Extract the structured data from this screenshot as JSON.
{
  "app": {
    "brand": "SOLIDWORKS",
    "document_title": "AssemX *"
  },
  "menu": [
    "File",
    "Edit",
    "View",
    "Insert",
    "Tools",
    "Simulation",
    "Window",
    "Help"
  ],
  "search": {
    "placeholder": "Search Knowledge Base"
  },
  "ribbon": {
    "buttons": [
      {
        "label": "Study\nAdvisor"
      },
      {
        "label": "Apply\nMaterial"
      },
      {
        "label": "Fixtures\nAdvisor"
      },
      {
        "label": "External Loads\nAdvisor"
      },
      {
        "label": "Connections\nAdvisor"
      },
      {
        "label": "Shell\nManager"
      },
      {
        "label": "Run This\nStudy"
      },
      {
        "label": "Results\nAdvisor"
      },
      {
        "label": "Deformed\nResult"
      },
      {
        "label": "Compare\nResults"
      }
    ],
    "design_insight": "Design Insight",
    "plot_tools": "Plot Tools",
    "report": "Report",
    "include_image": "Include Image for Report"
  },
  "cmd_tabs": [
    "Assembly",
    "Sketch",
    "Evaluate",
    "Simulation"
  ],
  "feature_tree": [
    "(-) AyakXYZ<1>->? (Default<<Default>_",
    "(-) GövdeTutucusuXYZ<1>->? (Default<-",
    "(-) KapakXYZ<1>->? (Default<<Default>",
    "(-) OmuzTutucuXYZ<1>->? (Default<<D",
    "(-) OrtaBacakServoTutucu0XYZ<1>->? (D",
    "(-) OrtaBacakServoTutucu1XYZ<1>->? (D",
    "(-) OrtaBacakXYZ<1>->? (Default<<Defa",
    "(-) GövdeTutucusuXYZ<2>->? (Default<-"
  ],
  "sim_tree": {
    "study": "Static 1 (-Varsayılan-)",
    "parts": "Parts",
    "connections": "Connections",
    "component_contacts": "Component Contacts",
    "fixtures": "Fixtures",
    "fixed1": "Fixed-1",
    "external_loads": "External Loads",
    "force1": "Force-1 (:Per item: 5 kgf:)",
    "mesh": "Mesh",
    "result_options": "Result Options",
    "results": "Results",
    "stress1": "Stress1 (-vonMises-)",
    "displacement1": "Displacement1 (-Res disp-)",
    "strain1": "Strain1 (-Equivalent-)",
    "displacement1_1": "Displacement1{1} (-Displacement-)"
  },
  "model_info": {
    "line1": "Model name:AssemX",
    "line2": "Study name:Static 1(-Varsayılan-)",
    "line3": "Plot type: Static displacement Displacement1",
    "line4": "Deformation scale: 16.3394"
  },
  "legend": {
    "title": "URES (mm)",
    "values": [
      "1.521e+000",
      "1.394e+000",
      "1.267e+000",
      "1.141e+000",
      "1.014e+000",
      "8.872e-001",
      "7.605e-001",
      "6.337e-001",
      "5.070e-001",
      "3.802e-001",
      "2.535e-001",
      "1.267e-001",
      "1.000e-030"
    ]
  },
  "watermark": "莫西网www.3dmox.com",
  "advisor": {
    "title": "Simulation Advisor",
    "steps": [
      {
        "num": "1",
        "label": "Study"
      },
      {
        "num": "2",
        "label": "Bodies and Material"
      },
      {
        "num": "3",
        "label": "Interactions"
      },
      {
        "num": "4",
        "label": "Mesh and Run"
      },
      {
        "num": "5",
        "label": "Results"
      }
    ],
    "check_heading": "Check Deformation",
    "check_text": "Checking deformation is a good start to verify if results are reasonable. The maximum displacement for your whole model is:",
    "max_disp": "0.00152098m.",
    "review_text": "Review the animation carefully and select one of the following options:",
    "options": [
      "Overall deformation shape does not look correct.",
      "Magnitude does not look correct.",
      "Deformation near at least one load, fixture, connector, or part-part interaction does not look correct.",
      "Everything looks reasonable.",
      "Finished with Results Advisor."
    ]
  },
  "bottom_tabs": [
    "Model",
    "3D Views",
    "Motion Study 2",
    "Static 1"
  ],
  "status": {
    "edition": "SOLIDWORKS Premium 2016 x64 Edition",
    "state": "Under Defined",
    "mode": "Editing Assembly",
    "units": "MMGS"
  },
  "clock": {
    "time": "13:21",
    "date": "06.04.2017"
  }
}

*Written exercise*. Go through the listing above and return every line where the word "External" occurs.

*Task answer*.
        "label": "External Loads\nAdvisor"
    "external_loads": "External Loads",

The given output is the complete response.